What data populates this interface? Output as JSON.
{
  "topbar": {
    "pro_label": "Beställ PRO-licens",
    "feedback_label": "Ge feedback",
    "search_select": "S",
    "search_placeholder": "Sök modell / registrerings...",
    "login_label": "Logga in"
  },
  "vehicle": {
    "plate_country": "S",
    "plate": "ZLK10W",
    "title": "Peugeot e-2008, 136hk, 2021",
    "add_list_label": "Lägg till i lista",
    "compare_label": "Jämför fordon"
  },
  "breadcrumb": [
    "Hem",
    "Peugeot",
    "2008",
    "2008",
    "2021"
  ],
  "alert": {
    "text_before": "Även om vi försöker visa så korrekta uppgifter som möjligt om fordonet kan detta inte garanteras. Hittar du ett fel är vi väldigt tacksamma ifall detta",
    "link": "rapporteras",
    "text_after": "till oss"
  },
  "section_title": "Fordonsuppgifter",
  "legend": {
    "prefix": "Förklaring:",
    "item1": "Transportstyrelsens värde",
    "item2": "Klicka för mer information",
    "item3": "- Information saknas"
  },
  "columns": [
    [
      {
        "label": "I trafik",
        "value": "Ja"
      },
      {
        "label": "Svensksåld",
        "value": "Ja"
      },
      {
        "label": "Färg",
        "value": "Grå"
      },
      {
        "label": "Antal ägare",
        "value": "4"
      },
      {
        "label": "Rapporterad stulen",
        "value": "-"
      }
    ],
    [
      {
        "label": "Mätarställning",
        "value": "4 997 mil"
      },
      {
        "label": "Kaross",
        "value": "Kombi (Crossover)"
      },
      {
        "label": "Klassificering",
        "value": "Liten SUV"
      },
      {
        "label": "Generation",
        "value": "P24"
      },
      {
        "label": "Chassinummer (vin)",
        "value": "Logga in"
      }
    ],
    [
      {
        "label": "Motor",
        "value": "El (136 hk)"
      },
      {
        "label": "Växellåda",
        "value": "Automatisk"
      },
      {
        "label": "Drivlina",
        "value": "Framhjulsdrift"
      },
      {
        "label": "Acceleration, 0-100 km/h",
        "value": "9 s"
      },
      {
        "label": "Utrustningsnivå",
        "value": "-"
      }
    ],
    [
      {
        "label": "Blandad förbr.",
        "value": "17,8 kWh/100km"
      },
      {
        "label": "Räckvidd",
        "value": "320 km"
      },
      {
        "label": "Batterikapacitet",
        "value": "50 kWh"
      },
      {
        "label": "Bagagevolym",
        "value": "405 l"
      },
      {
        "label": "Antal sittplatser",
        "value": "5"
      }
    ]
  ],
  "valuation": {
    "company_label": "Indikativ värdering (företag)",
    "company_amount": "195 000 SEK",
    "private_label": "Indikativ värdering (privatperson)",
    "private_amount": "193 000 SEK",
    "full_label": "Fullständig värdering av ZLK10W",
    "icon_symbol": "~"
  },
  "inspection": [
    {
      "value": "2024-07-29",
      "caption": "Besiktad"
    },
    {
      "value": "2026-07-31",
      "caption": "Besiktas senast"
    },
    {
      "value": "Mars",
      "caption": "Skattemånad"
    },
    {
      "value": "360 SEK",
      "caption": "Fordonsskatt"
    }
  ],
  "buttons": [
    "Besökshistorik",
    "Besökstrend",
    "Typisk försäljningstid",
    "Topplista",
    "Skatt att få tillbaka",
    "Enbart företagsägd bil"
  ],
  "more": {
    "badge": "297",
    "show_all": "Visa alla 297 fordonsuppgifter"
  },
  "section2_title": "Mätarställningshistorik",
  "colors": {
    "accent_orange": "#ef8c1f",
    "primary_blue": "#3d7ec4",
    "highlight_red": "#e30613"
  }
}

...

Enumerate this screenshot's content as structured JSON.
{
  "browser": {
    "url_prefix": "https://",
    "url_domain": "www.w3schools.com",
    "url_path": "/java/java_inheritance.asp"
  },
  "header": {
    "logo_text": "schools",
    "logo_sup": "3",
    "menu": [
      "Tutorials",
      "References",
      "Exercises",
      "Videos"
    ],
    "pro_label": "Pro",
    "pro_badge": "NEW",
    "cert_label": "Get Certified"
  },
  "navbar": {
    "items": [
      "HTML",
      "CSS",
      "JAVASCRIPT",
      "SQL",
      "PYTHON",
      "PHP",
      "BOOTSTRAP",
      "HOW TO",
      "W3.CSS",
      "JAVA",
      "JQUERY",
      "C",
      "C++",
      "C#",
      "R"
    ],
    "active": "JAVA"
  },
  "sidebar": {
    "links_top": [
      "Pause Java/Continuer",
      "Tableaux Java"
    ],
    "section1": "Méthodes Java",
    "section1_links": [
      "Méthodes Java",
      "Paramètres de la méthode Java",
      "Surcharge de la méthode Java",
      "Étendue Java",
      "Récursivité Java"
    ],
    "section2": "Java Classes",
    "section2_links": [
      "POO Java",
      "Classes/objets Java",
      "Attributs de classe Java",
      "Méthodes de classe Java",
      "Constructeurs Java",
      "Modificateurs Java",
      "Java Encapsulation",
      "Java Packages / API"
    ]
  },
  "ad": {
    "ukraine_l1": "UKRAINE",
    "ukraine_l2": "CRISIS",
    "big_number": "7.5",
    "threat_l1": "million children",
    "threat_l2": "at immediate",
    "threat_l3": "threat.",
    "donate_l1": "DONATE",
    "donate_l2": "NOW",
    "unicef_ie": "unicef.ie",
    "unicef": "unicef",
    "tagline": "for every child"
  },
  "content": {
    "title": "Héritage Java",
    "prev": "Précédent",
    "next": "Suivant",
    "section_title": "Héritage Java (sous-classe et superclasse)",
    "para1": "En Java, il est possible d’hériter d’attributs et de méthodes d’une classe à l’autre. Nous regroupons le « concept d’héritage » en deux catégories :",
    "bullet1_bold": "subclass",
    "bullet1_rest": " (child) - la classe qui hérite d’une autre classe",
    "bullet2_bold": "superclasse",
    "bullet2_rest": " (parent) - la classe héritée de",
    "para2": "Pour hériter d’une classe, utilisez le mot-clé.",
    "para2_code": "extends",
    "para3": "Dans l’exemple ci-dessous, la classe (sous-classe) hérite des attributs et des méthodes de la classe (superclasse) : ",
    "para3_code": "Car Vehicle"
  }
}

**GIVEN PROBLEM**
Every line that holds the string "this" should be returned.

**SOLUTION TO THE EXERCISE**
What data populates this interface? Output as JSON.
Enumerate this screenshot's content as structured JSON.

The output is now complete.